* Short exercise
Write the entries out again exactly as they stand, but without the pictures.

======== Extracted entries

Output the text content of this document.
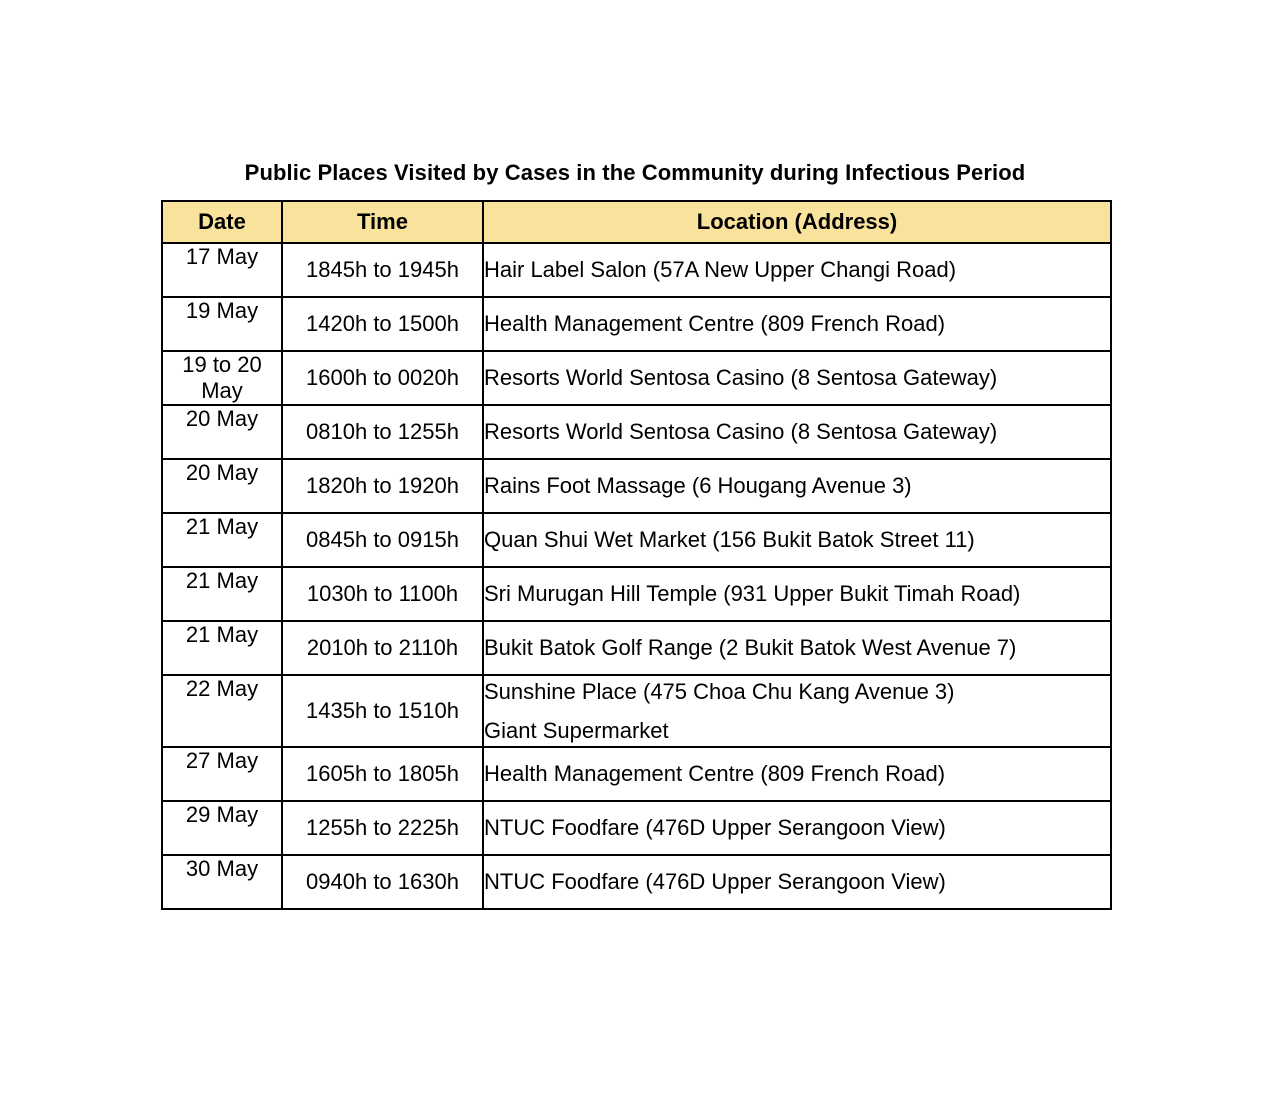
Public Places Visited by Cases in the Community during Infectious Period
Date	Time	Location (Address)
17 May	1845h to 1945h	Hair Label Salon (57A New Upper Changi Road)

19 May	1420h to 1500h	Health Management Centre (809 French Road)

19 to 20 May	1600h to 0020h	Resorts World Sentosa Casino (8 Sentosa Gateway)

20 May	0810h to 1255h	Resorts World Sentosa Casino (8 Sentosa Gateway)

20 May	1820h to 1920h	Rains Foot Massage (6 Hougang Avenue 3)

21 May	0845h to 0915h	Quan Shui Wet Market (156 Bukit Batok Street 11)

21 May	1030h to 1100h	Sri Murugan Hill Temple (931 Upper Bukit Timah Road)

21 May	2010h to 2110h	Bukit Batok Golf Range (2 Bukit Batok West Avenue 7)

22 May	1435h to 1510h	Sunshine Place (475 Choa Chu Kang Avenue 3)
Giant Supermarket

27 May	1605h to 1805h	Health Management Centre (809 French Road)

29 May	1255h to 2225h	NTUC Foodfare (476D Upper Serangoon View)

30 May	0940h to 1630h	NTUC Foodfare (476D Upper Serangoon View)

================

* Task response
Output the text content of this document.
Public Places Visited by Cases in the Community during Infectious Period
Date	Time	Location (Address)
17 May	1845h to 1945h	Hair Label Salon (57A New Upper Changi Road)

19 May	1420h to 1500h	Health Management Centre (809 French Road)

19 to 20 May	1600h to 0020h	Resorts World Sentosa Casino (8 Sentosa Gateway)

20 May	0810h to 1255h	Resorts World Sentosa Casino (8 Sentosa Gateway)

20 May	1820h to 1920h	Rains Foot Massage (6 Hougang Avenue 3)

21 May	0845h to 0915h	Quan Shui Wet Market (156 Bukit Batok Street 11)

21 May	1030h to 1100h	Sri Murugan Hill Temple (931 Upper Bukit Timah Road)

21 May	2010h to 2110h	Bukit Batok Golf Range (2 Bukit Batok West Avenue 7)

22 May	1435h to 1510h	Sunshine Place (475 Choa Chu Kang Avenue 3)
Giant Supermarket

27 May	1605h to 1805h	Health Management Centre (809 French Road)

29 May	1255h to 2225h	NTUC Foodfare (476D Upper Serangoon View)

30 May	0940h to 1630h	NTUC Foodfare (476D Upper Serangoon View)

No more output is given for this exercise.